::: Records supplied

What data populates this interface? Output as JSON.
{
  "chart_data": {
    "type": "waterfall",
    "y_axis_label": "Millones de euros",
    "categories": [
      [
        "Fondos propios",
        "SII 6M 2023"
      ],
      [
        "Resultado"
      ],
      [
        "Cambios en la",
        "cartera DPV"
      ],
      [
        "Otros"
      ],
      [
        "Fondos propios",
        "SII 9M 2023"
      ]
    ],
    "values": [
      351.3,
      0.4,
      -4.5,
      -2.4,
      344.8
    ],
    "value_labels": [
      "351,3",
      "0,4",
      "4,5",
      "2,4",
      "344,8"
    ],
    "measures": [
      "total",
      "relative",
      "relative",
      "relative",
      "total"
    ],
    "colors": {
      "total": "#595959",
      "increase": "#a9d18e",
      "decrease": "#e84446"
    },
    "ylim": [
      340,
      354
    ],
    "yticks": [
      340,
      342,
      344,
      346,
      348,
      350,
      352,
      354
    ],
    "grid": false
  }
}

::::::

**Problem requirements**
Write out every record verbatim.

**Answer in full**
What data populates this interface? Output as JSON.
{
  "chart_data": {
    "type": "waterfall",
    "y_axis_label": "Millones de euros",
    "categories": [
      [
        "Fondos propios",
        "SII 6M 2023"
      ],
      [
        "Resultado"
      ],
      [
        "Cambios en la",
        "cartera DPV"
      ],
      [
        "Otros"
      ],
      [
        "Fondos propios",
        "SII 9M 2023"
      ]
    ],
    "values": [
      351.3,
      0.4,
      -4.5,
      -2.4,
      344.8
    ],
    "value_labels": [
      "351,3",
      "0,4",
      "4,5",
      "2,4",
      "344,8"
    ],
    "measures": [
      "total",
      "relative",
      "relative",
      "relative",
      "total"
    ],
    "colors": {
      "total": "#595959",
      "increase": "#a9d18e",
      "decrease": "#e84446"
    },
    "ylim": [
      340,
      354
    ],
    "yticks": [
      340,
      342,
      344,
      346,
      348,
      350,
      352,
      354
    ],
    "grid": false
  }
}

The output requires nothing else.